(Exercise details) Write out every record below exactly as it appears.

(Excerpted records)
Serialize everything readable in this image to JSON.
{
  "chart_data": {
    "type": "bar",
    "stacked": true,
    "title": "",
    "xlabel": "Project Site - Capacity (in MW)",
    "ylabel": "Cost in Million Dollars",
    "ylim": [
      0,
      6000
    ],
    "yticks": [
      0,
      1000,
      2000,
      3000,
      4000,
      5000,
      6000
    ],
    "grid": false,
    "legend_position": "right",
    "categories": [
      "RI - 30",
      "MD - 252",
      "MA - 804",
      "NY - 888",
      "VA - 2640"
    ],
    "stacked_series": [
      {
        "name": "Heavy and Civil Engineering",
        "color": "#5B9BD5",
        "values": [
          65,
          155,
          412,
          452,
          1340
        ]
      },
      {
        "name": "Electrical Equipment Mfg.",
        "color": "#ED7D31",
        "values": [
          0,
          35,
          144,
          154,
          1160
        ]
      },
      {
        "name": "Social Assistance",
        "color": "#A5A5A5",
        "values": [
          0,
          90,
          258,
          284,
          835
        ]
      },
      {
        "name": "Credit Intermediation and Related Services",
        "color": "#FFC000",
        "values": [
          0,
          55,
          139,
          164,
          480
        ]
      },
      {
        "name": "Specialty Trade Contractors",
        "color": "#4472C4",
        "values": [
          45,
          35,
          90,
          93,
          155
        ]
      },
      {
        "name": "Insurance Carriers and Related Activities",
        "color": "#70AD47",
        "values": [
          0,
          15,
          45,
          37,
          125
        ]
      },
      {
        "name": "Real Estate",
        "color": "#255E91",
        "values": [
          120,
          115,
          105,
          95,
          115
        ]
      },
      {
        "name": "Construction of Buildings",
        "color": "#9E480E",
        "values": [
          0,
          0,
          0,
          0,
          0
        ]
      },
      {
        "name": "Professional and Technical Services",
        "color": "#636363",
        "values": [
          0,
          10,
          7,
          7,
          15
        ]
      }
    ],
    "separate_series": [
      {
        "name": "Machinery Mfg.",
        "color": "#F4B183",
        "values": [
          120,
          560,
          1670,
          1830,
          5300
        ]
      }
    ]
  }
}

(Answer below)
Serialize everything readable in this image to JSON.
{
  "chart_data": {
    "type": "bar",
    "stacked": true,
    "title": "",
    "xlabel": "Project Site - Capacity (in MW)",
    "ylabel": "Cost in Million Dollars",
    "ylim": [
      0,
      6000
    ],
    "yticks": [
      0,
      1000,
      2000,
      3000,
      4000,
      5000,
      6000
    ],
    "grid": false,
    "legend_position": "right",
    "categories": [
      "RI - 30",
      "MD - 252",
      "MA - 804",
      "NY - 888",
      "VA - 2640"
    ],
    "stacked_series": [
      {
        "name": "Heavy and Civil Engineering",
        "color": "#5B9BD5",
        "values": [
          65,
          155,
          412,
          452,
          1340
        ]
      },
      {
        "name": "Electrical Equipment Mfg.",
        "color": "#ED7D31",
        "values": [
          0,
          35,
          144,
          154,
          1160
        ]
      },
      {
        "name": "Social Assistance",
        "color": "#A5A5A5",
        "values": [
          0,
          90,
          258,
          284,
          835
        ]
      },
      {
        "name": "Credit Intermediation and Related Services",
        "color": "#FFC000",
        "values": [
          0,
          55,
          139,
          164,
          480
        ]
      },
      {
        "name": "Specialty Trade Contractors",
        "color": "#4472C4",
        "values": [
          45,
          35,
          90,
          93,
          155
        ]
      },
      {
        "name": "Insurance Carriers and Related Activities",
        "color": "#70AD47",
        "values": [
          0,
          15,
          45,
          37,
          125
        ]
      },
      {
        "name": "Real Estate",
        "color": "#255E91",
        "values": [
          120,
          115,
          105,
          95,
          115
        ]
      },
      {
        "name": "Construction of Buildings",
        "color": "#9E480E",
        "values": [
          0,
          0,
          0,
          0,
          0
        ]
      },
      {
        "name": "Professional and Technical Services",
        "color": "#636363",
        "values": [
          0,
          10,
          7,
          7,
          15
        ]
      }
    ],
    "separate_series": [
      {
        "name": "Machinery Mfg.",
        "color": "#F4B183",
        "values": [
          120,
          560,
          1670,
          1830,
          5300
        ]
      }
    ]
  }
}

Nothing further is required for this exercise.